● TASK DATA:
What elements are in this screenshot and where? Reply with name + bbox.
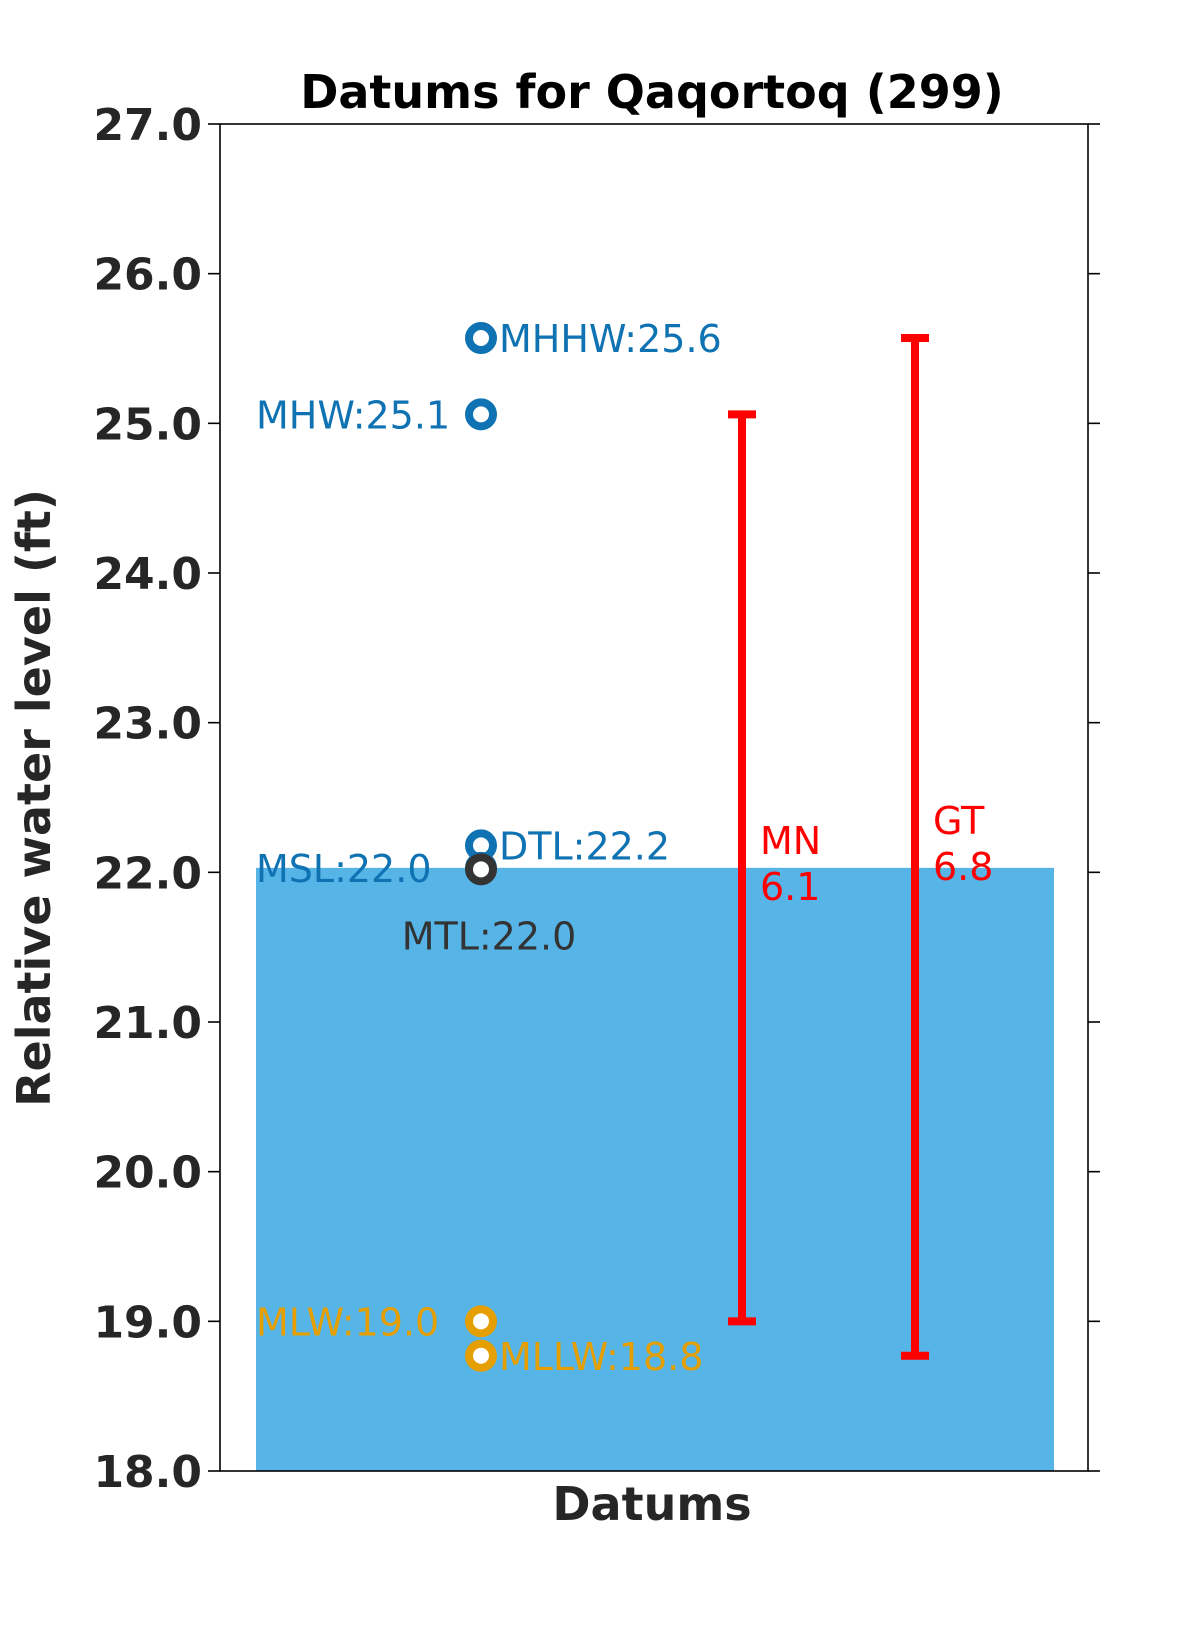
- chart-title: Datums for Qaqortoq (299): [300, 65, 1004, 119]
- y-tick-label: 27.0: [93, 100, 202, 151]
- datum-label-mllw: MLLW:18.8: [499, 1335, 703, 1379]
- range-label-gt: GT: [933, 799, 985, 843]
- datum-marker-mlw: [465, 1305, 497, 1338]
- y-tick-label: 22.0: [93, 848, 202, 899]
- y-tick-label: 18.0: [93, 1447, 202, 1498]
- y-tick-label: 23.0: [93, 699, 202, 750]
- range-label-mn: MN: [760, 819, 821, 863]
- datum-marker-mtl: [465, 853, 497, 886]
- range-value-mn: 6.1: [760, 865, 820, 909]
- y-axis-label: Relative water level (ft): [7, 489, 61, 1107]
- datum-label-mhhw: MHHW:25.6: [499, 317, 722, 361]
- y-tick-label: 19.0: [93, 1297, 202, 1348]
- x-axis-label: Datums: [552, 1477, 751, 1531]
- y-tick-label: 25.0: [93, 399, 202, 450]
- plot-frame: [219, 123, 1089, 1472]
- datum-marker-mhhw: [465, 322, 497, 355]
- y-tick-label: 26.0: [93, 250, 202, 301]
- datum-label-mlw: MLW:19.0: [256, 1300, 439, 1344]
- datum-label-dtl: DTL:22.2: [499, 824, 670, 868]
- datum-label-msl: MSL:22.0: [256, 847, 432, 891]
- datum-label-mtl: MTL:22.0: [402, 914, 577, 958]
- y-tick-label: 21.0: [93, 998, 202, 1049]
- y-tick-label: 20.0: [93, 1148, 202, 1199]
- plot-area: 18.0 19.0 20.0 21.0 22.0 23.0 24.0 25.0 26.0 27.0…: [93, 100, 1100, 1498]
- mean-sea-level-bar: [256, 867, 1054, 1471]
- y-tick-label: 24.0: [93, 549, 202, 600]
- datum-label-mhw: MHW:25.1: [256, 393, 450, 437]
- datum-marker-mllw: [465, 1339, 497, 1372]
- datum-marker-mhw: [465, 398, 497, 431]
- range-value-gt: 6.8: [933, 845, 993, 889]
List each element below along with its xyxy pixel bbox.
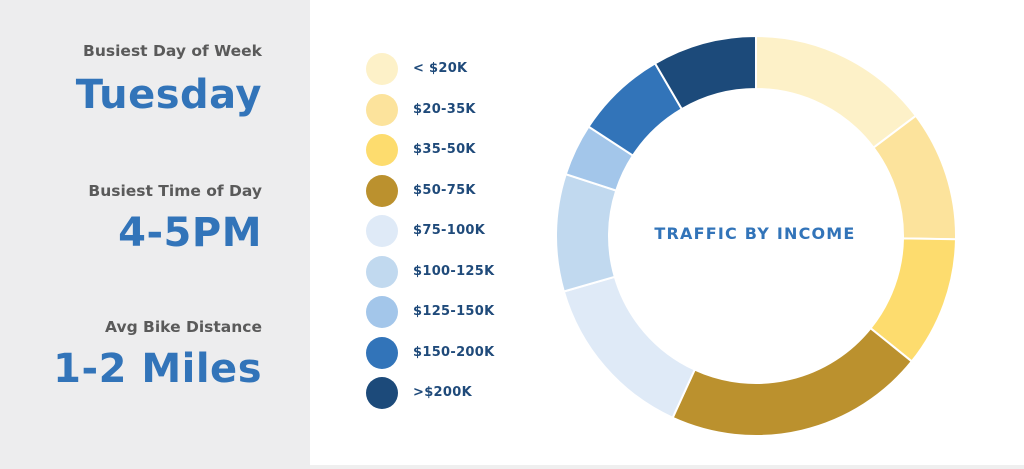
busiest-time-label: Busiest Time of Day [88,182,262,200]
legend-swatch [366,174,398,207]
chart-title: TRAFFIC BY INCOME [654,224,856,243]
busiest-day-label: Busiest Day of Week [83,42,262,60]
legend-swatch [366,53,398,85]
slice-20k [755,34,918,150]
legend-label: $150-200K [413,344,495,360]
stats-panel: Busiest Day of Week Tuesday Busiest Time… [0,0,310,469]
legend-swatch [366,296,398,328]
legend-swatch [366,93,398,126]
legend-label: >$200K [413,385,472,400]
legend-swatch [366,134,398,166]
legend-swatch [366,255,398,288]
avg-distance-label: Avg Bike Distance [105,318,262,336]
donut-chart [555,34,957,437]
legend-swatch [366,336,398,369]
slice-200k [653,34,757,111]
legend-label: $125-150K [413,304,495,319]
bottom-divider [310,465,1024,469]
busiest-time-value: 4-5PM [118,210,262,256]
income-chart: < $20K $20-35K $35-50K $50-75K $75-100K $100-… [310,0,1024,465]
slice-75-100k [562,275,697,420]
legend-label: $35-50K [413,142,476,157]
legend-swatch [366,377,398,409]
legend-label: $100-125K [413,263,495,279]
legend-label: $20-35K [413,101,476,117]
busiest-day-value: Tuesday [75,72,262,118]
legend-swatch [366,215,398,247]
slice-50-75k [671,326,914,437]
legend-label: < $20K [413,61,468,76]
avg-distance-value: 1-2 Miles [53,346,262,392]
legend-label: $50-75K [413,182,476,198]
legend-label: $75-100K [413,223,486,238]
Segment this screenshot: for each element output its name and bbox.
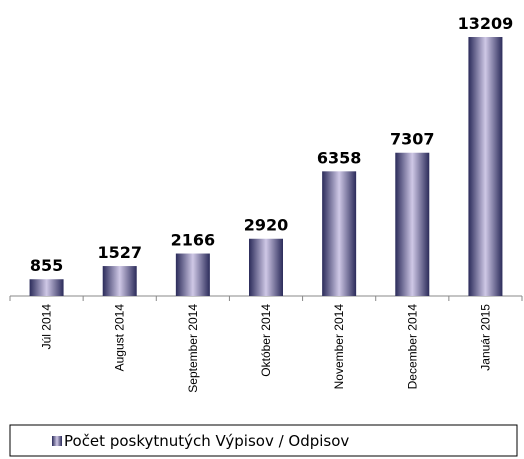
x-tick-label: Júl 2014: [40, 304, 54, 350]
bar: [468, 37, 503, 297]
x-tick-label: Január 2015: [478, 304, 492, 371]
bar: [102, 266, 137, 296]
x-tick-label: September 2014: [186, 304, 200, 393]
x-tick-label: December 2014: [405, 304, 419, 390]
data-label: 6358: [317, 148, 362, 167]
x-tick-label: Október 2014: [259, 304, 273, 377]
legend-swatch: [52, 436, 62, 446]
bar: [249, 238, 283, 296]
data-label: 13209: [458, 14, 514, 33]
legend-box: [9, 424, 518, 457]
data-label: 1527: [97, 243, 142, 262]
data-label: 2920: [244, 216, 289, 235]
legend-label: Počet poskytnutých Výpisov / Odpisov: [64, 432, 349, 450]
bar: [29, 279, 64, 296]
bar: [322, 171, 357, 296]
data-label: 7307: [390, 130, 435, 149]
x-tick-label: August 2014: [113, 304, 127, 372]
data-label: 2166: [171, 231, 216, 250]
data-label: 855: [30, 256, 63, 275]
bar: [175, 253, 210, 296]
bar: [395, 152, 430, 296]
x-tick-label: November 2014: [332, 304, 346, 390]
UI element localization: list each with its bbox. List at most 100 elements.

● GIVEN INSTRUCTION: Copy every line of the data above word for word, leaving out the pictures.

● PROBLEM SOLUTION:
What elements are in this screenshot and where? Reply with name + bbox.
- chart-title: Datums for Qaqortoq (299): [300, 65, 1004, 119]
- y-tick-label: 27.0: [93, 100, 202, 151]
- datum-label-mllw: MLLW:18.8: [499, 1335, 703, 1379]
- range-label-gt: GT: [933, 799, 985, 843]
- datum-marker-mlw: [465, 1305, 497, 1338]
- y-tick-label: 22.0: [93, 848, 202, 899]
- y-tick-label: 18.0: [93, 1447, 202, 1498]
- y-tick-label: 23.0: [93, 699, 202, 750]
- range-label-mn: MN: [760, 819, 821, 863]
- datum-marker-mtl: [465, 853, 497, 886]
- range-value-mn: 6.1: [760, 865, 820, 909]
- y-axis-label: Relative water level (ft): [7, 489, 61, 1107]
- datum-label-mhhw: MHHW:25.6: [499, 317, 722, 361]
- y-tick-label: 19.0: [93, 1297, 202, 1348]
- x-axis-label: Datums: [552, 1477, 751, 1531]
- y-tick-label: 25.0: [93, 399, 202, 450]
- plot-frame: [219, 123, 1089, 1472]
- datum-marker-mhhw: [465, 322, 497, 355]
- y-tick-label: 26.0: [93, 250, 202, 301]
- datum-label-mlw: MLW:19.0: [256, 1300, 439, 1344]
- datum-label-dtl: DTL:22.2: [499, 824, 670, 868]
- datum-label-msl: MSL:22.0: [256, 847, 432, 891]
- datum-label-mtl: MTL:22.0: [402, 914, 577, 958]
- y-tick-label: 21.0: [93, 998, 202, 1049]
- y-tick-label: 20.0: [93, 1148, 202, 1199]
- plot-area: 18.0 19.0 20.0 21.0 22.0 23.0 24.0 25.0 26.0 27.0…: [93, 100, 1100, 1498]
- mean-sea-level-bar: [256, 867, 1054, 1471]
- y-tick-label: 24.0: [93, 549, 202, 600]
- datum-label-mhw: MHW:25.1: [256, 393, 450, 437]
- datum-marker-mllw: [465, 1339, 497, 1372]
- datum-marker-mhw: [465, 398, 497, 431]
- range-value-gt: 6.8: [933, 845, 993, 889]
List each element below along with its xyxy pixel bbox.
busiest-time-label: Busiest Time of Day [88,182,262,200]
legend-swatch [366,174,398,207]
chart-title: TRAFFIC BY INCOME [654,224,856,243]
busiest-day-label: Busiest Day of Week [83,42,262,60]
legend-swatch [366,53,398,85]
slice-20k [755,34,918,150]
legend-label: $150-200K [413,344,495,360]
stats-panel: Busiest Day of Week Tuesday Busiest Time… [0,0,310,469]
legend-swatch [366,296,398,328]
legend-swatch [366,93,398,126]
legend-label: >$200K [413,385,472,400]
legend-swatch [366,134,398,166]
legend-swatch [366,255,398,288]
avg-distance-label: Avg Bike Distance [105,318,262,336]
donut-chart [555,34,957,437]
legend-swatch [366,336,398,369]
slice-200k [653,34,757,111]
legend-label: $125-150K [413,304,495,319]
bottom-divider [310,465,1024,469]
busiest-time-value: 4-5PM [118,210,262,256]
income-chart: < $20K $20-35K $35-50K $50-75K $75-100K $100-… [310,0,1024,465]
slice-75-100k [562,275,697,420]
legend-label: $35-50K [413,142,476,157]
legend-swatch [366,377,398,409]
legend-label: $100-125K [413,263,495,279]
legend-label: $20-35K [413,101,476,117]
busiest-day-value: Tuesday [75,72,262,118]
legend-swatch [366,215,398,247]
slice-50-75k [671,326,914,437]
legend-label: < $20K [413,61,468,76]
avg-distance-value: 1-2 Miles [53,346,262,392]
legend-label: $50-75K [413,182,476,198]
legend-label: $75-100K [413,223,486,238]
Segment this screenshot: for each element output its name and bbox.
x-tick-label: Júl 2014: [40, 304, 54, 350]
bar: [468, 37, 503, 297]
x-tick-label: Január 2015: [478, 304, 492, 371]
bar: [102, 266, 137, 296]
x-tick-label: September 2014: [186, 304, 200, 393]
x-tick-label: December 2014: [405, 304, 419, 390]
data-label: 6358: [317, 148, 362, 167]
x-tick-label: Október 2014: [259, 304, 273, 377]
legend-swatch: [52, 436, 62, 446]
bar: [249, 238, 283, 296]
data-label: 13209: [458, 14, 514, 33]
legend-box: [9, 424, 518, 457]
data-label: 1527: [97, 243, 142, 262]
data-label: 2920: [244, 216, 289, 235]
legend-label: Počet poskytnutých Výpisov / Odpisov: [64, 432, 349, 450]
bar: [29, 279, 64, 296]
bar: [322, 171, 357, 296]
data-label: 7307: [390, 130, 435, 149]
x-tick-label: August 2014: [113, 304, 127, 372]
data-label: 2166: [171, 231, 216, 250]
data-label: 855: [30, 256, 63, 275]
bar: [175, 253, 210, 296]
bar: [395, 152, 430, 296]
x-tick-label: November 2014: [332, 304, 346, 390]
UI element localization: list each with its bbox. List at most 100 elements.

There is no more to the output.